### GIVEN EXERCISE
Output the entries word for word. Omit images.

[Excerpt from a dataset]
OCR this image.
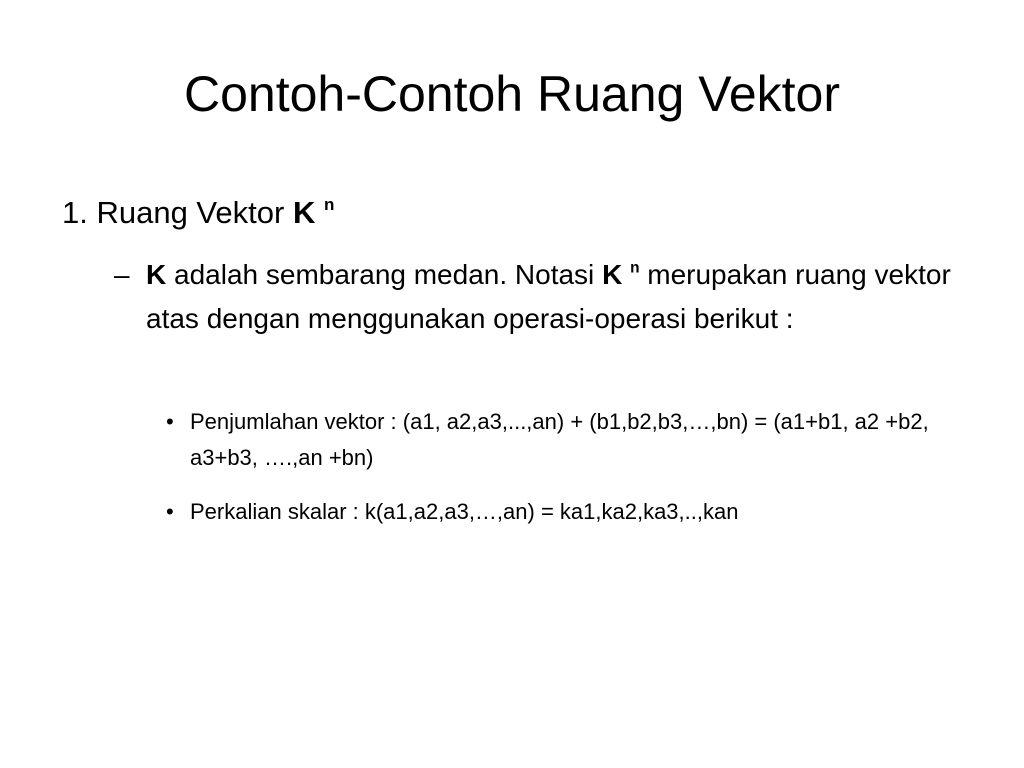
Contoh-Contoh Ruang Vektor
1. Ruang Vektor K $^n$
– K adalah sembarang medan. Notasi K $^n$ merupakan ruang vektor atas dengan menggunakan operasi-operasi berikut :
• Penjumlahan vektor : (a1, a2,a3,...,an) + (b1,b2,b3,…,bn) = (a1+b1, a2 +b2, a3+b3, ….,an +bn)
• Perkalian skalar : k(a1,a2,a3,…,an) = ka1,ka2,ka3,..,kan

### EXERCISE RESPONSE
OCR this image.
Contoh-Contoh Ruang Vektor
1. Ruang Vektor K $^n$
– K adalah sembarang medan. Notasi K $^n$ merupakan ruang vektor atas dengan menggunakan operasi-operasi berikut :
• Penjumlahan vektor : (a1, a2,a3,...,an) + (b1,b2,b3,…,bn) = (a1+b1, a2 +b2, a3+b3, ….,an +bn)
• Perkalian skalar : k(a1,a2,a3,…,an) = ka1,ka2,ka3,..,kan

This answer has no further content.